* **Directive**:
In the following material, identify every line holding the string "Analysis" and return it.

* **Material shown**:
◇ ◇ ◇

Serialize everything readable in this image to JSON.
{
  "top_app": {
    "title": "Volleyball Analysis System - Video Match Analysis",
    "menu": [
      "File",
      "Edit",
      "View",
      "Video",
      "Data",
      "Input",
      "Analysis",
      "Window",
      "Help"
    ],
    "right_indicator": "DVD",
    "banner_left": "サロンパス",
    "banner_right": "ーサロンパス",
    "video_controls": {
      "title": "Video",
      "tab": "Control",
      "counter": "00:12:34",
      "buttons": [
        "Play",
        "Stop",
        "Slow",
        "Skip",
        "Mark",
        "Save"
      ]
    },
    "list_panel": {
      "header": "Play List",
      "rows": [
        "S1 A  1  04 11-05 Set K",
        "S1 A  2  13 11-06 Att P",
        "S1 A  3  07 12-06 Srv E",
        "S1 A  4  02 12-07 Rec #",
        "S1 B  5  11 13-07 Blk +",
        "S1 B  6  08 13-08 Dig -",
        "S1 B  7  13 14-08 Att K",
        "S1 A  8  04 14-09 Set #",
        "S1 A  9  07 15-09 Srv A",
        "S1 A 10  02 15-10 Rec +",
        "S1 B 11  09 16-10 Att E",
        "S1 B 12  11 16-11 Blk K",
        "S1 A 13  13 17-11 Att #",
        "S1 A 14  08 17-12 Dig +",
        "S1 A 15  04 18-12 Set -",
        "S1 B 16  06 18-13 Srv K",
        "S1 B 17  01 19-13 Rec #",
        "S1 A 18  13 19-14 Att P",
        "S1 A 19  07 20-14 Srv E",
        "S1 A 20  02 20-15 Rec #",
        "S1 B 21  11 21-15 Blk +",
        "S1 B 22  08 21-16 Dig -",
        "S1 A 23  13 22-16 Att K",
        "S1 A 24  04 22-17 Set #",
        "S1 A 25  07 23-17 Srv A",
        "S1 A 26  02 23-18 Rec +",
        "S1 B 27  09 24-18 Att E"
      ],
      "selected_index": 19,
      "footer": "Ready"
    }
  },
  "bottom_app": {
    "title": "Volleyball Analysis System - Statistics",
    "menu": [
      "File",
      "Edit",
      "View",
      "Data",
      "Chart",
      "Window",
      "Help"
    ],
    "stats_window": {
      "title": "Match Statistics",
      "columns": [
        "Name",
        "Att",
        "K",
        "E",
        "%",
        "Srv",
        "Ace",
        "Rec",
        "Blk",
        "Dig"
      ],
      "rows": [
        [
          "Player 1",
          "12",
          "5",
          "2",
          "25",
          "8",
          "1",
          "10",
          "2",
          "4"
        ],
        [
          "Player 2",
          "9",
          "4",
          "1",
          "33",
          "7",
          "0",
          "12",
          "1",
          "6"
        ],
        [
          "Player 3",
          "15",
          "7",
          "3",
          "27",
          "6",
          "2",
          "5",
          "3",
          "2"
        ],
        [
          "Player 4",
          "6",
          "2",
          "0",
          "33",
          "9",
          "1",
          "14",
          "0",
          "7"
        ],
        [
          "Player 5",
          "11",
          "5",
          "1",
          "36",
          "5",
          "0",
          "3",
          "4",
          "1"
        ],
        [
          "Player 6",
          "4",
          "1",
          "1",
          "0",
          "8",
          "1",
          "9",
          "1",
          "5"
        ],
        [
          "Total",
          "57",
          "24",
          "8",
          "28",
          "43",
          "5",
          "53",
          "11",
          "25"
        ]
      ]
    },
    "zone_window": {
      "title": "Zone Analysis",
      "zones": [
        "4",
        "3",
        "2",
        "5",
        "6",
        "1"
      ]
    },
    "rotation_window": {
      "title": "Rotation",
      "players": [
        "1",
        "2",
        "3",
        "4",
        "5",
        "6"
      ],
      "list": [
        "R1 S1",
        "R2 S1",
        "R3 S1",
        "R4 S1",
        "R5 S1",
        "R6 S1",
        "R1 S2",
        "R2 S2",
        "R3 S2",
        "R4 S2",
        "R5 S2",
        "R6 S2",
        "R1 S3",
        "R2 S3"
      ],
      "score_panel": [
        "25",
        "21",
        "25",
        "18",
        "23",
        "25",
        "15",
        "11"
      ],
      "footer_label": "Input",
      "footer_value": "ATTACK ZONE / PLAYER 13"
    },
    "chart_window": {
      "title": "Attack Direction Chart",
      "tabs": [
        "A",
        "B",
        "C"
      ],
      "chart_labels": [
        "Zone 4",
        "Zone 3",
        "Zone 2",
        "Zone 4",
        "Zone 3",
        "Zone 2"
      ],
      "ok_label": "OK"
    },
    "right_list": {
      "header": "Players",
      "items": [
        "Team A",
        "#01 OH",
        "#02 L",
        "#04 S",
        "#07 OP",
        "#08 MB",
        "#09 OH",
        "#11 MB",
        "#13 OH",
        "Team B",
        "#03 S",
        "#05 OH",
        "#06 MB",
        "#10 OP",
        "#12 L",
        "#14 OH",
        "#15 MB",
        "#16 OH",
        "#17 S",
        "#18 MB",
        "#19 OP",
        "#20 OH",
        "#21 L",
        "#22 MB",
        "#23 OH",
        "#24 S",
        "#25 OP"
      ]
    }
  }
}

◇ ◇ ◇

* **Output for this exercise**:
    "title": "Volleyball Analysis System - Video Match Analysis",
      "Analysis",
    "title": "Volleyball Analysis System - Statistics",
      "title": "Zone Analysis",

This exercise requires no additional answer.